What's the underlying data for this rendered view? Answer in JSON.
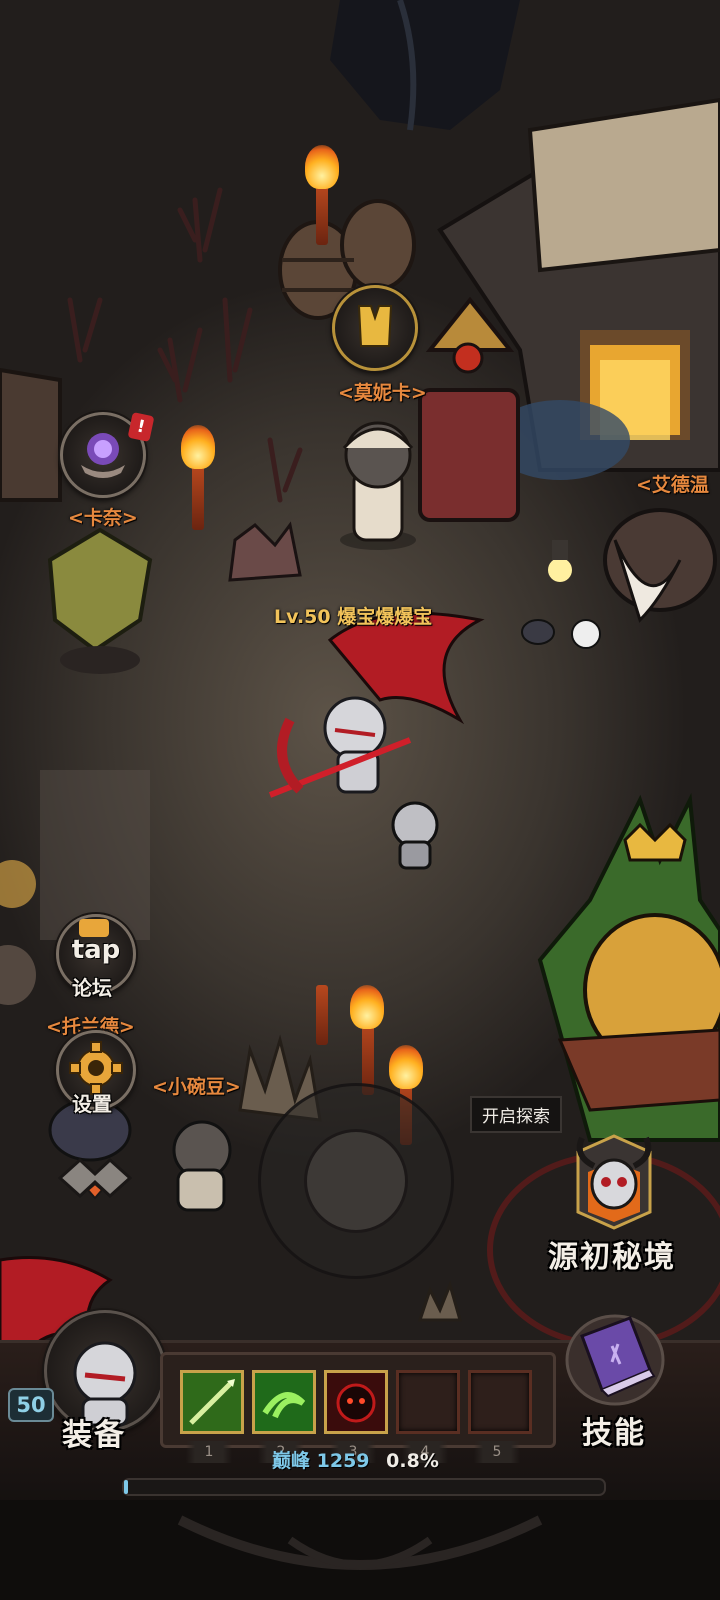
{
  "npcs": {
    "monica": "<莫妮卡>",
    "kana": "<卡奈>",
    "edward": "<艾德温",
    "tuolande": "<托兰德>",
    "xiaowandou": "<小碗豆>"
  },
  "player": {
    "name": "Lv.50 爆宝爆爆宝"
  },
  "side_buttons": {
    "forum_icon_text": "tap",
    "forum_label": "论坛",
    "settings_label": "设置"
  },
  "explore": {
    "tooltip": "开启探索",
    "label": "源初秘境"
  },
  "bottom_bar": {
    "level": "50",
    "equip_label": "装备",
    "skills_label": "技能",
    "slot_numbers": [
      "1",
      "2",
      "3",
      "4",
      "5"
    ],
    "peak_label": "巅峰",
    "peak_value": "1259",
    "peak_progress_text": "0.8%",
    "peak_progress": 0.008
  },
  "colors": {
    "npc_name": "#e6883e",
    "player_name": "#f2c35a",
    "peak_text": "#7ec8e8"
  },
  "icons": [
    "monica-robe-icon",
    "kana-crystal-ball-icon",
    "alert-icon",
    "tap-forum-icon",
    "gear-icon",
    "collapse-icon",
    "skull-portal-icon",
    "skill-book-icon",
    "player-avatar-icon",
    "joystick-icon"
  ]
}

======

Every entry must be transcribed exactly. Pictures do not belong in the copy.

* **RESPONSE FOR THIS EXERCISE**
What's the underlying data for this rendered view? Answer in JSON.
{
  "npcs": {
    "monica": "<莫妮卡>",
    "kana": "<卡奈>",
    "edward": "<艾德温",
    "tuolande": "<托兰德>",
    "xiaowandou": "<小碗豆>"
  },
  "player": {
    "name": "Lv.50 爆宝爆爆宝"
  },
  "side_buttons": {
    "forum_icon_text": "tap",
    "forum_label": "论坛",
    "settings_label": "设置"
  },
  "explore": {
    "tooltip": "开启探索",
    "label": "源初秘境"
  },
  "bottom_bar": {
    "level": "50",
    "equip_label": "装备",
    "skills_label": "技能",
    "slot_numbers": [
      "1",
      "2",
      "3",
      "4",
      "5"
    ],
    "peak_label": "巅峰",
    "peak_value": "1259",
    "peak_progress_text": "0.8%",
    "peak_progress": 0.008
  },
  "colors": {
    "npc_name": "#e6883e",
    "player_name": "#f2c35a",
    "peak_text": "#7ec8e8"
  },
  "icons": [
    "monica-robe-icon",
    "kana-crystal-ball-icon",
    "alert-icon",
    "tap-forum-icon",
    "gear-icon",
    "collapse-icon",
    "skull-portal-icon",
    "skill-book-icon",
    "player-avatar-icon",
    "joystick-icon"
  ]
}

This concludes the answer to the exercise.